## WHAT IS EXPECTED
How many lines of the records hold the string "starts"? Reply with the number alone.

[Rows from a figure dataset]

* BEGIN *

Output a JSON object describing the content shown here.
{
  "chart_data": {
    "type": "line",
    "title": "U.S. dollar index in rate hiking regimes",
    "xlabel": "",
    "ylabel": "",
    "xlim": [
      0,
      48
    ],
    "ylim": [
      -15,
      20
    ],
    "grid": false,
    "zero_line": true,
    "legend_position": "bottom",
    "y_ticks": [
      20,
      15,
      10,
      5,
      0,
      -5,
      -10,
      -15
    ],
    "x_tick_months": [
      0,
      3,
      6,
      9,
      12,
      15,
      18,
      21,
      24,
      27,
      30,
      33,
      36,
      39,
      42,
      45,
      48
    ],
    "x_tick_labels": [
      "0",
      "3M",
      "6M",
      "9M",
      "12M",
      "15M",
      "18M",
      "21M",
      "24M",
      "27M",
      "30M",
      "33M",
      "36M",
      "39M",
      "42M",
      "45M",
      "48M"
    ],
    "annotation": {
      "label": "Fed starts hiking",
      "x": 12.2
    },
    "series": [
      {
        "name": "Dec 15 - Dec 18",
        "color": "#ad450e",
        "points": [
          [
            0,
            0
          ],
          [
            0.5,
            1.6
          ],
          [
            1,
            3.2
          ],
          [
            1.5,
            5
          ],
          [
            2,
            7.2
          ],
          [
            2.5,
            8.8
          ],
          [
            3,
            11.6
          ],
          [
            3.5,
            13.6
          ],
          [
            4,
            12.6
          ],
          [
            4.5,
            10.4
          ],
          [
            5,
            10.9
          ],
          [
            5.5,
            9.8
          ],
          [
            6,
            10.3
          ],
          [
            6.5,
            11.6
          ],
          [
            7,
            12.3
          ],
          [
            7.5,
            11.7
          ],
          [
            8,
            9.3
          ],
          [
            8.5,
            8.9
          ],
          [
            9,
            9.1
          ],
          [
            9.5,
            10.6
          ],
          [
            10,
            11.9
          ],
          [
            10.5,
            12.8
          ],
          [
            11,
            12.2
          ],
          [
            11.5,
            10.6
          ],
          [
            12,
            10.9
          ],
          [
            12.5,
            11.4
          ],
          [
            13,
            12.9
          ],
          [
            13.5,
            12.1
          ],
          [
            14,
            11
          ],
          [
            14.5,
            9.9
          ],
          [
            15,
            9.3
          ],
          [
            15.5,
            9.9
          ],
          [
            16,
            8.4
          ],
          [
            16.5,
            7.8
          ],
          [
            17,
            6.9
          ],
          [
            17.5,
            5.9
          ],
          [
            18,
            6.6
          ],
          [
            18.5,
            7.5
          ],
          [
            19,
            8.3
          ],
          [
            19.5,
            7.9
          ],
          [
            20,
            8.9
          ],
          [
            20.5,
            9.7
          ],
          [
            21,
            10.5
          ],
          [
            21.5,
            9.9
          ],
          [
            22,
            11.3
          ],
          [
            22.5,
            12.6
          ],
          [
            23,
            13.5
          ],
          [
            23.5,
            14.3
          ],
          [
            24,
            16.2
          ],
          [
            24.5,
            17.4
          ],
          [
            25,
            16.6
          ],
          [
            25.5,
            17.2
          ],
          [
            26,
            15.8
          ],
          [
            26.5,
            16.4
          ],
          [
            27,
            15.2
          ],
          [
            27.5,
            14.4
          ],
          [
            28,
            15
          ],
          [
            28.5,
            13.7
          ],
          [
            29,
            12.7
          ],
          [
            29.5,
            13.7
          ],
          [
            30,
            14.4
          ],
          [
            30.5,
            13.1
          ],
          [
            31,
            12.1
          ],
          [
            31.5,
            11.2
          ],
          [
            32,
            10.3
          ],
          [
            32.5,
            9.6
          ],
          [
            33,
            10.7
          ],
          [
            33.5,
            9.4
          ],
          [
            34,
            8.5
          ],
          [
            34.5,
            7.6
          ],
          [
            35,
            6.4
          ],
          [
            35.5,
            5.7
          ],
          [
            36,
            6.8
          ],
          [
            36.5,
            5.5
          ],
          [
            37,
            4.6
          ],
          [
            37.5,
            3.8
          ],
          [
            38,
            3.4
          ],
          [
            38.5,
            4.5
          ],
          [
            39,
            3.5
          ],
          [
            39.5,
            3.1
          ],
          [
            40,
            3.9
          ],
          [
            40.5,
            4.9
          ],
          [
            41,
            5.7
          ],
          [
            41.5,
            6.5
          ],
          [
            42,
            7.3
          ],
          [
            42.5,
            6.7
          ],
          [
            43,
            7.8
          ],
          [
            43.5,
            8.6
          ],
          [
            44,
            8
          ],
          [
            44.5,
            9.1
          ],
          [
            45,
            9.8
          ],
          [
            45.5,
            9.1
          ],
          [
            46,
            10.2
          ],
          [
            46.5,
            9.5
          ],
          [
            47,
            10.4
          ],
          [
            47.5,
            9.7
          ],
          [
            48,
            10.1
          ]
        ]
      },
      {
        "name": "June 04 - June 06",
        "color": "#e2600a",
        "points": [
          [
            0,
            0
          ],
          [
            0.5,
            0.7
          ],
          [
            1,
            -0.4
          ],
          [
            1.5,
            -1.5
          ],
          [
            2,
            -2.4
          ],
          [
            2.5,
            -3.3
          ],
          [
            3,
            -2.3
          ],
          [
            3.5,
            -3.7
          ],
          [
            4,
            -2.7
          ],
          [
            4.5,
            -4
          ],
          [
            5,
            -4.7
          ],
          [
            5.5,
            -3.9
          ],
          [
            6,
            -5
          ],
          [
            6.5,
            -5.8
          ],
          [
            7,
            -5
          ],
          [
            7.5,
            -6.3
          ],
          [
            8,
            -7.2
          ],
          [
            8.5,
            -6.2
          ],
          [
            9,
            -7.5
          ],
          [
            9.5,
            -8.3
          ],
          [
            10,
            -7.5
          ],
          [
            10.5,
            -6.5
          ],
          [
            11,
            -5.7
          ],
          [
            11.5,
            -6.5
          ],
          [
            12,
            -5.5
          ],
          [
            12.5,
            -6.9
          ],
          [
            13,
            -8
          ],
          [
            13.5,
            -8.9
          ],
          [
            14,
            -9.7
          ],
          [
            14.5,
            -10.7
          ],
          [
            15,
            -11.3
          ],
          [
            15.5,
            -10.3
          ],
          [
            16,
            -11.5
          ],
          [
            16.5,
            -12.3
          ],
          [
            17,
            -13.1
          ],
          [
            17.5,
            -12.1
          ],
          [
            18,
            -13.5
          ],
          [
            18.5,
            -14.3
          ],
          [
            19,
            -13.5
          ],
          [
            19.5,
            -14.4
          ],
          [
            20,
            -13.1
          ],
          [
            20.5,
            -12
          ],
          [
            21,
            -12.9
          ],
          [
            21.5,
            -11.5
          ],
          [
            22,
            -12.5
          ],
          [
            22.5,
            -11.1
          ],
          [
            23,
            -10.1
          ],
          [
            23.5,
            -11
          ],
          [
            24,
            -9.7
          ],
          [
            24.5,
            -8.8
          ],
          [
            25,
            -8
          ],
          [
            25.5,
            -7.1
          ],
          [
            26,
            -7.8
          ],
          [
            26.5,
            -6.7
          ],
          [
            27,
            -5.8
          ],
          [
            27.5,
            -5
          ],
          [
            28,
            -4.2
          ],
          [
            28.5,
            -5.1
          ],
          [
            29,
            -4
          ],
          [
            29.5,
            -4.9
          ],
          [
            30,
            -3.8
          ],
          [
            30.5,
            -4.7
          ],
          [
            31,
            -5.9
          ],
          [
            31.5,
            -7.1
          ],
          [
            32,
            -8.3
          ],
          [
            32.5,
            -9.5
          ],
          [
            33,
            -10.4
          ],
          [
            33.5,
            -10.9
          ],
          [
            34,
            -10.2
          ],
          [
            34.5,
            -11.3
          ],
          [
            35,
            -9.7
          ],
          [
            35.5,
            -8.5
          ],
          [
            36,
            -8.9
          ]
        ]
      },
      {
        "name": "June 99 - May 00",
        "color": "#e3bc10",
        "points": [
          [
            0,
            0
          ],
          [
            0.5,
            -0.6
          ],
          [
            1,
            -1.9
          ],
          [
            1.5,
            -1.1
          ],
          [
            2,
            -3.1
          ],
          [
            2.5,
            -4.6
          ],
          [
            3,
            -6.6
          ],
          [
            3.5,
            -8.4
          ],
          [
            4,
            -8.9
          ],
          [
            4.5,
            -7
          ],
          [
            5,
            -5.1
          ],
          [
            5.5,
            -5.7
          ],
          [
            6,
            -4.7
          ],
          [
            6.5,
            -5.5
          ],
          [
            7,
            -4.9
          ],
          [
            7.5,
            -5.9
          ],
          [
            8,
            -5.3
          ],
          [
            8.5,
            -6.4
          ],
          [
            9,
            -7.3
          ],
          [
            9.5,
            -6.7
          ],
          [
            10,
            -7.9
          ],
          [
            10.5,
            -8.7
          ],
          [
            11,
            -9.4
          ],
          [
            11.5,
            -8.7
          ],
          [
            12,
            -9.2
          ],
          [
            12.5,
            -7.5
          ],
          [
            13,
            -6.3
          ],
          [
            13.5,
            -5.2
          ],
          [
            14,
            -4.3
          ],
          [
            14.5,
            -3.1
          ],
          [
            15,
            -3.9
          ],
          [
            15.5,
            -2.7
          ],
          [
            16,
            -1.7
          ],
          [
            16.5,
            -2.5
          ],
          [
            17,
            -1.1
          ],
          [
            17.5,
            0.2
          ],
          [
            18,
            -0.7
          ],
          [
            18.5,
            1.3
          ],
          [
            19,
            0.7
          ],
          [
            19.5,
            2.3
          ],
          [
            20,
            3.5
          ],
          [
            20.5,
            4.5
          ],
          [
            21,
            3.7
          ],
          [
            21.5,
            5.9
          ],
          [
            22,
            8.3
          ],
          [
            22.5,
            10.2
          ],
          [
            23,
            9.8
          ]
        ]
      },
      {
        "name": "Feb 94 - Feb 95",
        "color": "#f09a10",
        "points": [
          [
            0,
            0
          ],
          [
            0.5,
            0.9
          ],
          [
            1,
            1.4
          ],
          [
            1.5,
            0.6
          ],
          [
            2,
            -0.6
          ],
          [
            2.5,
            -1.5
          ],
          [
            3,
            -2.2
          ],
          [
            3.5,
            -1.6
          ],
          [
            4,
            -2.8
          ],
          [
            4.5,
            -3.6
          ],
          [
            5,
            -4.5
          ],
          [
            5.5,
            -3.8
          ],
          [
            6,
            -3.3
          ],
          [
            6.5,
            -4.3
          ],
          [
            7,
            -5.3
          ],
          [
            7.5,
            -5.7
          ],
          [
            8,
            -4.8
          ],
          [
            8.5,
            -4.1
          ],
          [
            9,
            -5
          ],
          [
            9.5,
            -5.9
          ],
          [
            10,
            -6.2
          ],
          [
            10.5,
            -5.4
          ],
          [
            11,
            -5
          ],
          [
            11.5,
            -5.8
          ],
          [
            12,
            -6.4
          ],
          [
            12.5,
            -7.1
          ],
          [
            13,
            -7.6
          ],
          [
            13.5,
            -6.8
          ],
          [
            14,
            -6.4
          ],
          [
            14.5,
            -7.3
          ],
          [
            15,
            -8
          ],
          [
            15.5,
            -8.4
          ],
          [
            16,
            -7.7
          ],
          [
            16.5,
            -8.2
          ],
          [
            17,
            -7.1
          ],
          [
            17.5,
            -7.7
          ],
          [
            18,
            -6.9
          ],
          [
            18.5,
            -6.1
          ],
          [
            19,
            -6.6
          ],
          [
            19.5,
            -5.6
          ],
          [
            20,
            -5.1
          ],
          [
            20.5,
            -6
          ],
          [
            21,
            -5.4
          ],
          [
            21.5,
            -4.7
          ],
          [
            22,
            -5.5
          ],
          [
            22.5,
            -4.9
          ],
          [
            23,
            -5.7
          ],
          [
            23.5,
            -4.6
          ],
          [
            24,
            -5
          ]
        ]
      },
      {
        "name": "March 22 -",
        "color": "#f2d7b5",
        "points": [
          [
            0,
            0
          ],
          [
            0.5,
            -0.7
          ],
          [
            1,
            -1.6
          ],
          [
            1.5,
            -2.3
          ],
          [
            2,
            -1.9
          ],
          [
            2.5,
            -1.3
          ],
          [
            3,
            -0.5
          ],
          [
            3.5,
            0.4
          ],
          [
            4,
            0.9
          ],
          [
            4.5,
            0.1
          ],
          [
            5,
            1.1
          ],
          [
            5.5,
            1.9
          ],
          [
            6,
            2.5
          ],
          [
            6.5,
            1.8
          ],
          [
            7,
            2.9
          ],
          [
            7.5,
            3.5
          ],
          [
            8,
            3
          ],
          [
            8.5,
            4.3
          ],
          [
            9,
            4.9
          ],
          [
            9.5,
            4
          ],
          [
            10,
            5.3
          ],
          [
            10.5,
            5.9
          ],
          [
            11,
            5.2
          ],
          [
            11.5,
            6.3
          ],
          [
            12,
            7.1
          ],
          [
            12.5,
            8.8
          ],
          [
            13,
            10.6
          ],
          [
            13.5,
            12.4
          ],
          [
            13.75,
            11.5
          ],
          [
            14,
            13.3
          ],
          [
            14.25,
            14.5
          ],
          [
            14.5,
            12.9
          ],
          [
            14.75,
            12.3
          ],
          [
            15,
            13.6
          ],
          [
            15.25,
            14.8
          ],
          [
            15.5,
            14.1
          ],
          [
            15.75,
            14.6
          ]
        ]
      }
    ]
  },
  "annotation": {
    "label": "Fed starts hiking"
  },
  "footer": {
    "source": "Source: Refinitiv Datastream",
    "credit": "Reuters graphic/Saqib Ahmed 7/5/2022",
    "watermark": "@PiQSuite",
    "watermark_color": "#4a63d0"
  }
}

* END *

## EXERCISE ANSWER
2